[Element boundary records]
--- BEGIN ---
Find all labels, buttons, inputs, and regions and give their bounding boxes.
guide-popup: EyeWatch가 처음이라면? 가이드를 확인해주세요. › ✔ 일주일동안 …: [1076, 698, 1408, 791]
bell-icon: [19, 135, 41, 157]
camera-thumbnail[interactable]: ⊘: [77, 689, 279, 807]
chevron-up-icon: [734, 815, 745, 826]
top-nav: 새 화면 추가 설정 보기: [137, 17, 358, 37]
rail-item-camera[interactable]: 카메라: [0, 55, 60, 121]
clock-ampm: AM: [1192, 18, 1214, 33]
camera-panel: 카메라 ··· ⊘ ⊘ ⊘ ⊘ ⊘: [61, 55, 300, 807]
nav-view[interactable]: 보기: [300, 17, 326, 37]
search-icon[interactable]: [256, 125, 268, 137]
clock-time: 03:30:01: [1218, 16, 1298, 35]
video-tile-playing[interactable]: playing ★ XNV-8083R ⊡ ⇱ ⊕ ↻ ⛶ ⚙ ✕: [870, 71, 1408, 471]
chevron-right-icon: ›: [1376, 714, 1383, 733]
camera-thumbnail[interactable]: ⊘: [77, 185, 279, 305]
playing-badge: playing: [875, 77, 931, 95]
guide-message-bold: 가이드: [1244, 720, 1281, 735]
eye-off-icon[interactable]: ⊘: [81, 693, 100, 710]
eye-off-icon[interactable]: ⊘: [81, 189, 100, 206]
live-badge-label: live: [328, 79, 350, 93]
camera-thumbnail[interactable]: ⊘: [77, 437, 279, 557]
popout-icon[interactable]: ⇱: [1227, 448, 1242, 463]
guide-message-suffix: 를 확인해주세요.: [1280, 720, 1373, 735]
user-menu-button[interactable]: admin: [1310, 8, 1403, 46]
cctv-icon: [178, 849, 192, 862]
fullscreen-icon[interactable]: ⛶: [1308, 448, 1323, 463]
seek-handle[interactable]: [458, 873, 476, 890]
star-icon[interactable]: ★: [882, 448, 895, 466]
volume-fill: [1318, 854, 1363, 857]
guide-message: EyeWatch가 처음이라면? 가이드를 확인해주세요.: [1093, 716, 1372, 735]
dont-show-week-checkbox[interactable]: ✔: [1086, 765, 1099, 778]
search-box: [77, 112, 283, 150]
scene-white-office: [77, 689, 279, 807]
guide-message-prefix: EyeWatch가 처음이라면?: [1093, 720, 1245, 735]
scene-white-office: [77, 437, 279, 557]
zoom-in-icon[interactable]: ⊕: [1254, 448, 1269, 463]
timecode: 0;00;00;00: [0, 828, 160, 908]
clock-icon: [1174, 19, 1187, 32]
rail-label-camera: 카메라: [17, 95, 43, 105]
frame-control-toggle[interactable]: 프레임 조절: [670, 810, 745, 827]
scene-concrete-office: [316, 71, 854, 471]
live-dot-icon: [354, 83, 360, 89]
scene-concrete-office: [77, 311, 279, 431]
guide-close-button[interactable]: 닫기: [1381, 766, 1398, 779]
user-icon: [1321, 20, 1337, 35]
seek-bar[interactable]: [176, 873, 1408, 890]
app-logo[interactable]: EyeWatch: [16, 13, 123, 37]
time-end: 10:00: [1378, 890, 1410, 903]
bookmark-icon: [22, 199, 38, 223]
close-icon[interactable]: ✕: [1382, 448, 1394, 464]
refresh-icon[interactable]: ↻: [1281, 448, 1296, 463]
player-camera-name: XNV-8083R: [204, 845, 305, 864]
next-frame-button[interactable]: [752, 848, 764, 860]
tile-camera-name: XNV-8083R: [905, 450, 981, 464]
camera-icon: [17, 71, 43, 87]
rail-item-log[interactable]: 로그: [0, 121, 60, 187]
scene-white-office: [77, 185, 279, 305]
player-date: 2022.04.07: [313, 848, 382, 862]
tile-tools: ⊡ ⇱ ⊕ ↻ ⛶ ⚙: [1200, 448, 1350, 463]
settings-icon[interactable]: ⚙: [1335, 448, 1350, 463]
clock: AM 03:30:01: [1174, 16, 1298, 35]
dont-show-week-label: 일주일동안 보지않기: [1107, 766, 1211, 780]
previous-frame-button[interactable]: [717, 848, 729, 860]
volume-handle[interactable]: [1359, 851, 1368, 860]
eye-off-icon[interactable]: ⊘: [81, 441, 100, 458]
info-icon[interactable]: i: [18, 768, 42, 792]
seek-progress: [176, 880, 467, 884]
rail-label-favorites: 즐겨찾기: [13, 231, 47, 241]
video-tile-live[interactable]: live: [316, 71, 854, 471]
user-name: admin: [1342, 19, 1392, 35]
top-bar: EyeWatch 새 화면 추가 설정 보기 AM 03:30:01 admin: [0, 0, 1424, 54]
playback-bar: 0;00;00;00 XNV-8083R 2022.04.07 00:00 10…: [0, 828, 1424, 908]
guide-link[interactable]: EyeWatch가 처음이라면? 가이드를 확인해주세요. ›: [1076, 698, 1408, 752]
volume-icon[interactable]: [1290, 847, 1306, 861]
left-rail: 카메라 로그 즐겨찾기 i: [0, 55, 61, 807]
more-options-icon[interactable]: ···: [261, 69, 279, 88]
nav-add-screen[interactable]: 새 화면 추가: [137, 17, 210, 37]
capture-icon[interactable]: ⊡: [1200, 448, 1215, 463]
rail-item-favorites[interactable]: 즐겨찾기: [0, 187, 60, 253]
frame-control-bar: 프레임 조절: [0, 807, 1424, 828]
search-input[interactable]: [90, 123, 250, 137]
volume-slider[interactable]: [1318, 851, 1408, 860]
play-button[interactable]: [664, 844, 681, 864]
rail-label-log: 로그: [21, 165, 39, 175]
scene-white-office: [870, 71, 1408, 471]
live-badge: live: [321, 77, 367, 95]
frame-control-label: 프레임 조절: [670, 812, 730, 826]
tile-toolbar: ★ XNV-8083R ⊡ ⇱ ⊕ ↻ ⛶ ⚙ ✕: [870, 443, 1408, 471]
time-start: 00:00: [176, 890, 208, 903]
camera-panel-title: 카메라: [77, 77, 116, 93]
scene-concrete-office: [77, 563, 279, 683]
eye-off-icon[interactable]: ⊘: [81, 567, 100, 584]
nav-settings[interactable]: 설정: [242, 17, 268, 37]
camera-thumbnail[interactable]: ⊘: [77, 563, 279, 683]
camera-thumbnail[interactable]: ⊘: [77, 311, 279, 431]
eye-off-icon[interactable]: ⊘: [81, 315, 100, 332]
--- END ---
### Exercise instructions:
Output everything from the start of the records down to the line containing "chevron-up-icon: [734, 815, 745, 826]", both ends included, and reproduce each line exactly.

### Answer for the task:
Find all labels, buttons, inputs, and regions and give their bounding boxes.
guide-popup: EyeWatch가 처음이라면? 가이드를 확인해주세요. › ✔ 일주일동안 …: [1076, 698, 1408, 791]
bell-icon: [19, 135, 41, 157]
camera-thumbnail[interactable]: ⊘: [77, 689, 279, 807]
chevron-up-icon: [734, 815, 745, 826]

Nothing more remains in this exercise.